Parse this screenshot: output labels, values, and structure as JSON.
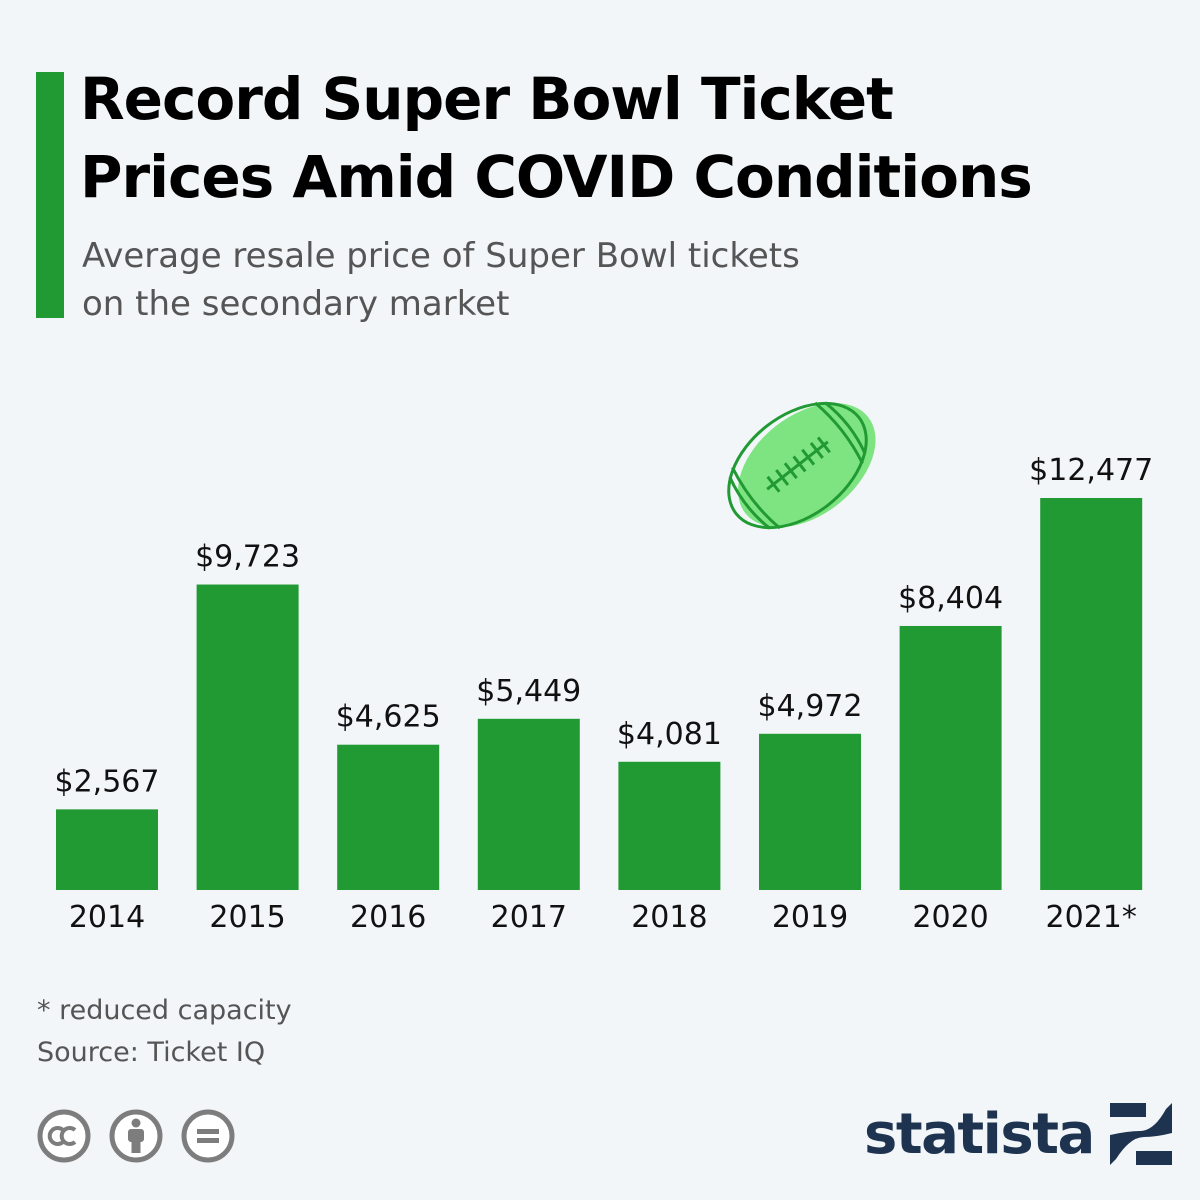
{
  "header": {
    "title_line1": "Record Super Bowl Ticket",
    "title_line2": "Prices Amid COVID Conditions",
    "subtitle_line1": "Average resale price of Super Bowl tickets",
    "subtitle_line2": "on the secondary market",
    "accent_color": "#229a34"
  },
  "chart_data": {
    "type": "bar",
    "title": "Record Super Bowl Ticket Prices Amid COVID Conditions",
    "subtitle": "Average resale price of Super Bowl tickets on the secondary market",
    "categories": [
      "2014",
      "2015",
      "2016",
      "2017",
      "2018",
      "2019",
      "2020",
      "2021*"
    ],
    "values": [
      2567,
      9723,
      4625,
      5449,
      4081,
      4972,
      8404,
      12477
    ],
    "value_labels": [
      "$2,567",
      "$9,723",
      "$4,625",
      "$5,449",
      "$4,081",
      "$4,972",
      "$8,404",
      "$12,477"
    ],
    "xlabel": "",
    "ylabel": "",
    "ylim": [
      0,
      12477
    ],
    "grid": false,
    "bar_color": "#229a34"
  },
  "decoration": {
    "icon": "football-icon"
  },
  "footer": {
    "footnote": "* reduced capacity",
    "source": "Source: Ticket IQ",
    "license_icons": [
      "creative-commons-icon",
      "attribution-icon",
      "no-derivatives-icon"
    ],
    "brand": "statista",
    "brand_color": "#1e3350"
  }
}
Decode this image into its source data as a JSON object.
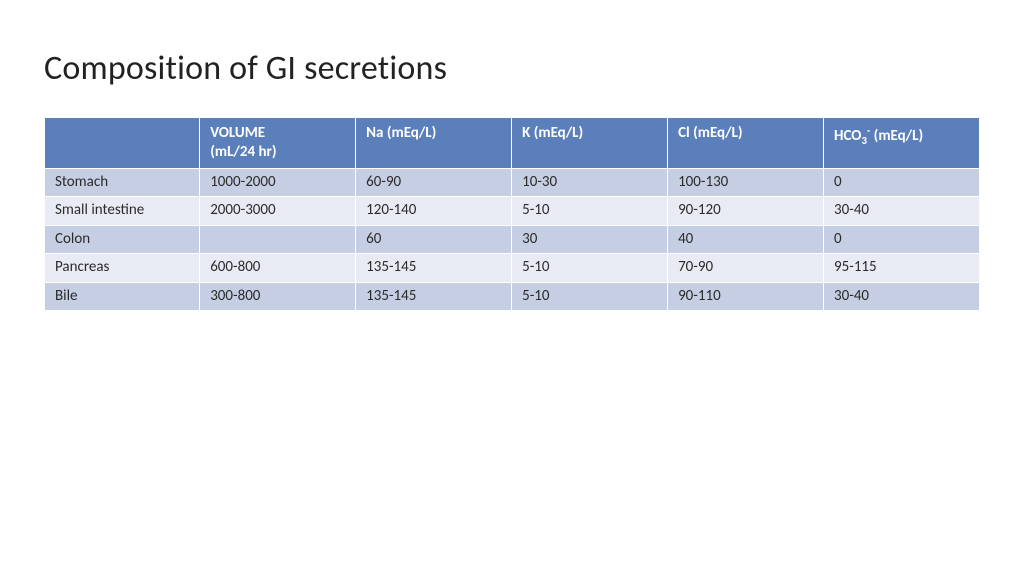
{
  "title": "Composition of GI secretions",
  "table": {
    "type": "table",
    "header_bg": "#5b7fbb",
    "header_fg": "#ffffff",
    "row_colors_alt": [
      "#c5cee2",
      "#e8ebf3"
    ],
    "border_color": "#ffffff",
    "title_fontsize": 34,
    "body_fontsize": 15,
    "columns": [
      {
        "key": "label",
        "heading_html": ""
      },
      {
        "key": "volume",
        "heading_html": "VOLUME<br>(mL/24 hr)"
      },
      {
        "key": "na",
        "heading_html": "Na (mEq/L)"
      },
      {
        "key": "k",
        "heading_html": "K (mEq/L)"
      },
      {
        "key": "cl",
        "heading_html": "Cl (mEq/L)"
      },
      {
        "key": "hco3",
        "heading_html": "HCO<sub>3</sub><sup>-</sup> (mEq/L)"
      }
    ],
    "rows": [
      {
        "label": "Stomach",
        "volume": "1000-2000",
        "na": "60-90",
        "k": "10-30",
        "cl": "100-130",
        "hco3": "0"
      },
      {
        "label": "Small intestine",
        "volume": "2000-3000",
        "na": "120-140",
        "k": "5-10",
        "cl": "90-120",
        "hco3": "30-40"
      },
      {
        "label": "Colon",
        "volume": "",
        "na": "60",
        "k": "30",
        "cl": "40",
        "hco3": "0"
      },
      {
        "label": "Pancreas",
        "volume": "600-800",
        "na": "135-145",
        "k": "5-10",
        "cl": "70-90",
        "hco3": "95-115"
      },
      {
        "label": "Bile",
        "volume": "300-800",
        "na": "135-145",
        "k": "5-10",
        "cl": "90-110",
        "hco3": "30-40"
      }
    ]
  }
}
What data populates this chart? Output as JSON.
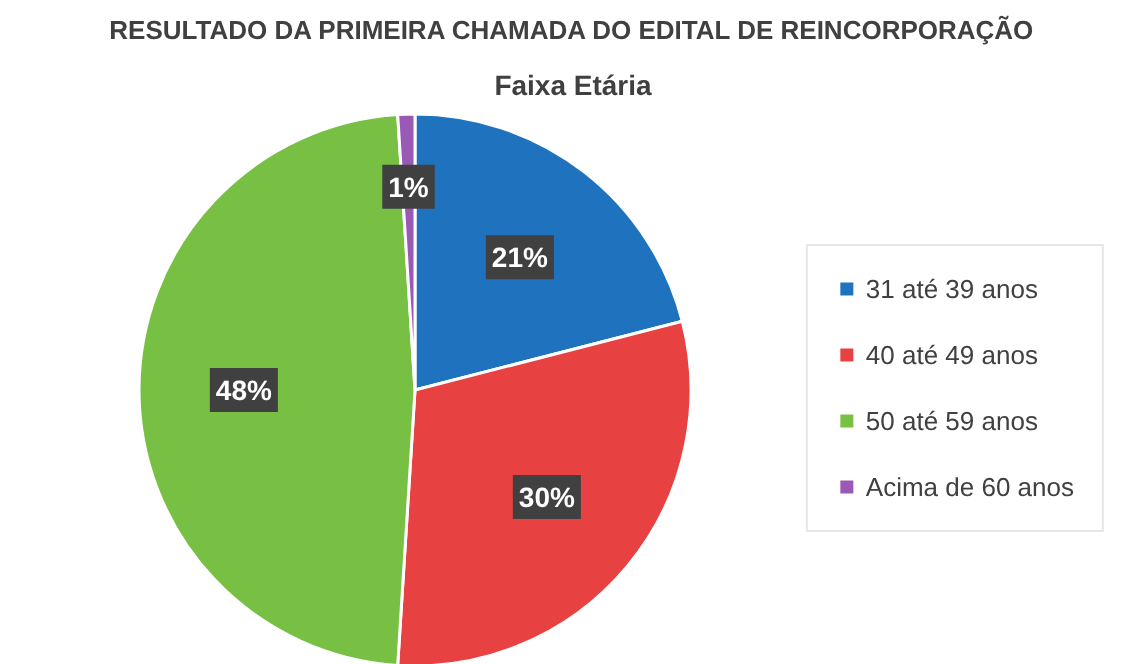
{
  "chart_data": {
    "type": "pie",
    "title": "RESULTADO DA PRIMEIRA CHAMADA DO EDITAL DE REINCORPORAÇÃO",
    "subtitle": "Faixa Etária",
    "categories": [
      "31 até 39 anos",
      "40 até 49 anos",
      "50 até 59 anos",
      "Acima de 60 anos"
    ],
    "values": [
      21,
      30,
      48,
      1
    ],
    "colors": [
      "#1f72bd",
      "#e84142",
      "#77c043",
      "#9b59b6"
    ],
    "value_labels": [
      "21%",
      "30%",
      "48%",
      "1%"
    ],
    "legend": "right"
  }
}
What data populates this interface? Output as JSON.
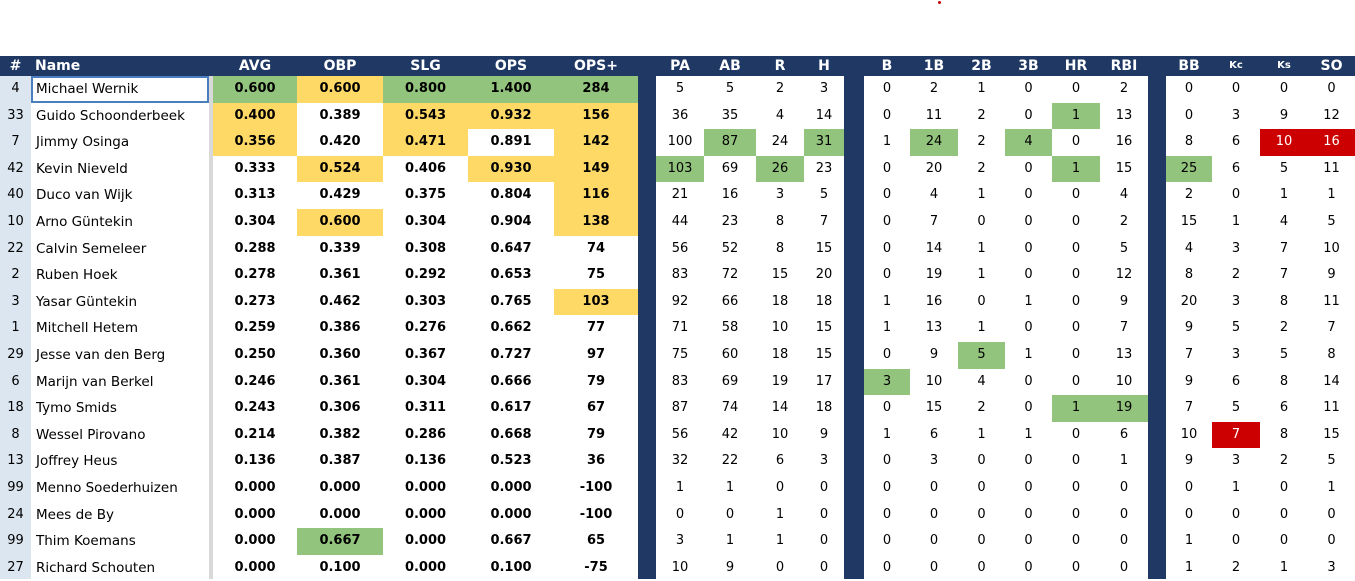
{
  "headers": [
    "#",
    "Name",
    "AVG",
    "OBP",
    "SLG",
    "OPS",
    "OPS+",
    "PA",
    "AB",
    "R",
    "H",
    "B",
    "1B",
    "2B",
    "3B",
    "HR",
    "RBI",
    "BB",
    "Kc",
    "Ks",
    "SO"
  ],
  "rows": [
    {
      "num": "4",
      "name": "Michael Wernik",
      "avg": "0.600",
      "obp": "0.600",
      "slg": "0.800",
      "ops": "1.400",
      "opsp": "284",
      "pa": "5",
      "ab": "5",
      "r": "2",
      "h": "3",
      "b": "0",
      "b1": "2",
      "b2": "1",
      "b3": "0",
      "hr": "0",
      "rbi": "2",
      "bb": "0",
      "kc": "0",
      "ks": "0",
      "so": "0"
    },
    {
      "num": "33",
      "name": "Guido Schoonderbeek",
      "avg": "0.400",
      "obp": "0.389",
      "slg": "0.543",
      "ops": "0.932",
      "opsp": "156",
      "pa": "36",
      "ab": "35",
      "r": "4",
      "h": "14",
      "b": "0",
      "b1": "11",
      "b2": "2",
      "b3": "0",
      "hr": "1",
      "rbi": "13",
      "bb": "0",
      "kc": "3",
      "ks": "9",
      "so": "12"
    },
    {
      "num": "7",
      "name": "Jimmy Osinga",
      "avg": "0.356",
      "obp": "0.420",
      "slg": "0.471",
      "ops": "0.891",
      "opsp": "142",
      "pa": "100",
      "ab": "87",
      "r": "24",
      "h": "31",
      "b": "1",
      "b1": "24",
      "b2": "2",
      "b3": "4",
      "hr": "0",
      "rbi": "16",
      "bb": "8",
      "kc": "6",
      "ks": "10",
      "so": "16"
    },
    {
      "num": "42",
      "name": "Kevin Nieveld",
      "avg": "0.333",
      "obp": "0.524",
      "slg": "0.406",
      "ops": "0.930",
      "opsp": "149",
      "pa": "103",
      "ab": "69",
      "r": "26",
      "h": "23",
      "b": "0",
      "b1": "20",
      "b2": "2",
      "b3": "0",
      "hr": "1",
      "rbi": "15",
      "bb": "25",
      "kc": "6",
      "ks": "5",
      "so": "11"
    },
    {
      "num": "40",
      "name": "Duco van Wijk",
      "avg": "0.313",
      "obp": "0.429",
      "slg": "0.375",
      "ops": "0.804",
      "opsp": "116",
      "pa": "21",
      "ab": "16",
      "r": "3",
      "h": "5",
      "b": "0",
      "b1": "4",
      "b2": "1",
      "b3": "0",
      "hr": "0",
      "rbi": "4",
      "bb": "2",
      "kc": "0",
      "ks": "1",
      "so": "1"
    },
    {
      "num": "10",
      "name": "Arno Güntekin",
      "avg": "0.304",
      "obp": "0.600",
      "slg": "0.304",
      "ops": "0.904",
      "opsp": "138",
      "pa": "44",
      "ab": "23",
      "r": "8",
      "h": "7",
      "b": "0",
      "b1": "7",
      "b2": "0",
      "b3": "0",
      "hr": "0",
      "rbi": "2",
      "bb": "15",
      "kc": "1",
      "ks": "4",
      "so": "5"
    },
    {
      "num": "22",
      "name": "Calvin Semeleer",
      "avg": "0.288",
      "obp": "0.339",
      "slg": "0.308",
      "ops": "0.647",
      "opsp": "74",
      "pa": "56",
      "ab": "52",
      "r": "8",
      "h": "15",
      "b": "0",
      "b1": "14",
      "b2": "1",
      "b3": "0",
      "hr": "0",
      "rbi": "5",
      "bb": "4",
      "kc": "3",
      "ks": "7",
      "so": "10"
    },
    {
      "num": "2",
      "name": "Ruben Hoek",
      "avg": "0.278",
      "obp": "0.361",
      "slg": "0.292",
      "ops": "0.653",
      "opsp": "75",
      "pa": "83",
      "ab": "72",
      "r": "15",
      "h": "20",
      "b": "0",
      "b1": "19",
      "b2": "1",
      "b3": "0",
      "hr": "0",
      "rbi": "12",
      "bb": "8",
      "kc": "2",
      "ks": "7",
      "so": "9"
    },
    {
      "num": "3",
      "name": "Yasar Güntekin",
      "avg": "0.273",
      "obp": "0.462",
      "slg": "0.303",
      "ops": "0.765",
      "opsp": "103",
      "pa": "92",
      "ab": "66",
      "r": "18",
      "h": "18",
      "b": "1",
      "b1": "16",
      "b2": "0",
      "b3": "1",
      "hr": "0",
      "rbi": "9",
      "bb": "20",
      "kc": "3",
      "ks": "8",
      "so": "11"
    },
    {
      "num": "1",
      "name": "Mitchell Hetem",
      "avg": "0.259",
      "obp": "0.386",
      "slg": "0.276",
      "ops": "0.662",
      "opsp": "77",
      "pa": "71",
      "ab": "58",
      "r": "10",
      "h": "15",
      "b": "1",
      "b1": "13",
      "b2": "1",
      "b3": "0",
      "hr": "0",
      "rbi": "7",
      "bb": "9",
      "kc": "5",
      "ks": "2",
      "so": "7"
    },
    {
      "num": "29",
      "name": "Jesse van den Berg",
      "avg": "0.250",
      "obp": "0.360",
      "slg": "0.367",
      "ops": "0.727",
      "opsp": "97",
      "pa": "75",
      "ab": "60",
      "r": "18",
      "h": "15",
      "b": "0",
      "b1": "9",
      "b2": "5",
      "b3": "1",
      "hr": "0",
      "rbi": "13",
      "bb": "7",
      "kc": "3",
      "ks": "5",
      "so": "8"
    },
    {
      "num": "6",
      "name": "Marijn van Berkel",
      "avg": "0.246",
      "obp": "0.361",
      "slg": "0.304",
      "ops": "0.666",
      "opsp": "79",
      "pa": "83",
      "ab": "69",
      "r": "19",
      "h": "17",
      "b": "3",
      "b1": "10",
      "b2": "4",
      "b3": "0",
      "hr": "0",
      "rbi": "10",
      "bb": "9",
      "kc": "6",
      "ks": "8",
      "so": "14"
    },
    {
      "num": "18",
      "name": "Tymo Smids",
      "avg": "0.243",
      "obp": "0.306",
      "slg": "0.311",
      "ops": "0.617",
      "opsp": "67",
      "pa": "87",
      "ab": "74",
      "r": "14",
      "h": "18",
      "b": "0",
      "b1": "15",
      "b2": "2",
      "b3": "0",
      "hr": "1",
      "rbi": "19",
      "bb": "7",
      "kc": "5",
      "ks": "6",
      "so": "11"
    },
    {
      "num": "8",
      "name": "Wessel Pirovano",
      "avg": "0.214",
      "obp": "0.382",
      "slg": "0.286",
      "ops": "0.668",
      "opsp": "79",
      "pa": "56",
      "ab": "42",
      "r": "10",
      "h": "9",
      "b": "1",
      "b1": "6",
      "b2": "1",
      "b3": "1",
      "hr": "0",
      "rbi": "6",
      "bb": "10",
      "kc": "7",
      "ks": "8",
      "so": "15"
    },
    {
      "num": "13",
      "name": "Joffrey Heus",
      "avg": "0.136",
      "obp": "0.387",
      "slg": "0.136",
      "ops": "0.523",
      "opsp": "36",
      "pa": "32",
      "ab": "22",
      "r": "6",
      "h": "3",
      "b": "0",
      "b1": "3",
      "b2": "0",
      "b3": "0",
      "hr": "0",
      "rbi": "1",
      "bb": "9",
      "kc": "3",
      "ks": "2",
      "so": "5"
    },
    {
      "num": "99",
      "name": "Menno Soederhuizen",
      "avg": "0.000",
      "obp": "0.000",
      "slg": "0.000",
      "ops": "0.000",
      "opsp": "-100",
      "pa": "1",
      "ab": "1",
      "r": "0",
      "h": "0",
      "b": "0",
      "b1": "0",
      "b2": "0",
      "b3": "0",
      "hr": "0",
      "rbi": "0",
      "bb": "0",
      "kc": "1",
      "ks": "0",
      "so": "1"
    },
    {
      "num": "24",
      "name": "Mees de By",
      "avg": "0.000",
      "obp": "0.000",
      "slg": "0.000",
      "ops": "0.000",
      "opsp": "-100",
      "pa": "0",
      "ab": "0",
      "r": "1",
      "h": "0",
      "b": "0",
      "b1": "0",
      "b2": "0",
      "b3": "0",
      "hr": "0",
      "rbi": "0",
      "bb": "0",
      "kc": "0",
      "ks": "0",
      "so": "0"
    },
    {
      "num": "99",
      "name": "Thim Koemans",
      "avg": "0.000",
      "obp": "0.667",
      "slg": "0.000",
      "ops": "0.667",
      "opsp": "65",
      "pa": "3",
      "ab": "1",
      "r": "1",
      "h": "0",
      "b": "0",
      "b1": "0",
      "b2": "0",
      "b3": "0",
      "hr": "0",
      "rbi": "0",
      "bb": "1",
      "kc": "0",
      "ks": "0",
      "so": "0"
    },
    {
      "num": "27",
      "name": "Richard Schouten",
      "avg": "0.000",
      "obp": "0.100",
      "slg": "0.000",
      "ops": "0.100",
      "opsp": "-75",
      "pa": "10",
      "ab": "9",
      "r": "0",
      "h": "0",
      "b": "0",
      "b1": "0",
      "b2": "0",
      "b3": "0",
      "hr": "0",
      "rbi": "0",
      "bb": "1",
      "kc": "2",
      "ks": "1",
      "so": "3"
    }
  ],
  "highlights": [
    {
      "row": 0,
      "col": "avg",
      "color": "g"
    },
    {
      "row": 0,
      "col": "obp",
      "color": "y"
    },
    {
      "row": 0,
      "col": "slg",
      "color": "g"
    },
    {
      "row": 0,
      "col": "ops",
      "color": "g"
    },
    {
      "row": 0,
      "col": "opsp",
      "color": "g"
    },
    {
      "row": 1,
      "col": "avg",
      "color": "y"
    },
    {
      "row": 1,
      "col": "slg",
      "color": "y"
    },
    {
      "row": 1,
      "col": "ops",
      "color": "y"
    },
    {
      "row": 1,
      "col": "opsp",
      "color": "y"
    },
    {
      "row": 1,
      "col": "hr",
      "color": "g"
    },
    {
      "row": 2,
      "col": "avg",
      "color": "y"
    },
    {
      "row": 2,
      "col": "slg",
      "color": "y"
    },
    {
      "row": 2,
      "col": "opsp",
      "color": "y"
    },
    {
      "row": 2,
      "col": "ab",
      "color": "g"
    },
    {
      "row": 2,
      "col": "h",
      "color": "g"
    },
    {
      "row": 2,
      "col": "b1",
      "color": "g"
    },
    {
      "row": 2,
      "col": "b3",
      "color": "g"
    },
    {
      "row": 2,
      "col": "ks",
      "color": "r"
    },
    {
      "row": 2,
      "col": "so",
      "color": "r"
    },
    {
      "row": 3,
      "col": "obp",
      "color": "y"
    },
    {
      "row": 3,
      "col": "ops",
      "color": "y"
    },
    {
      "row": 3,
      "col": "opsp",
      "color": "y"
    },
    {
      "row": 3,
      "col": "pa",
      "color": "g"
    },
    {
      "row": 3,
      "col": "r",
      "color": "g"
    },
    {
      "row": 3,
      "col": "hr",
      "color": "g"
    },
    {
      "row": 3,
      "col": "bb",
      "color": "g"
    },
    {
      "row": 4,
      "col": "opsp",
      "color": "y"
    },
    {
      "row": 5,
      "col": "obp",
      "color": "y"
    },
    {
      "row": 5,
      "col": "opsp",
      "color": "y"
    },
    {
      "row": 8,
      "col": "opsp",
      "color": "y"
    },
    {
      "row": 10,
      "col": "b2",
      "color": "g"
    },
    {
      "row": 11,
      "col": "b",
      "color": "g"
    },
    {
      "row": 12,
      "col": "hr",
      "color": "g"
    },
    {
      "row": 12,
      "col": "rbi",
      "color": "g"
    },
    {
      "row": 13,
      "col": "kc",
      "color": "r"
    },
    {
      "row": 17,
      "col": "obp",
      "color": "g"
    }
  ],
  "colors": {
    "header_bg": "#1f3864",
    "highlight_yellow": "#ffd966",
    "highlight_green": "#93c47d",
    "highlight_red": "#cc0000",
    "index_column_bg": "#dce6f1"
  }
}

──────────────────────────────

● **Goal**:
From the listing above, collect every line that mentions the word "Average".

● **Written answer**:
    "subtitle_line1": "Average resale price of Super Bowl tickets",
    "subtitle": "Average resale price of Super Bowl tickets on the secondary market",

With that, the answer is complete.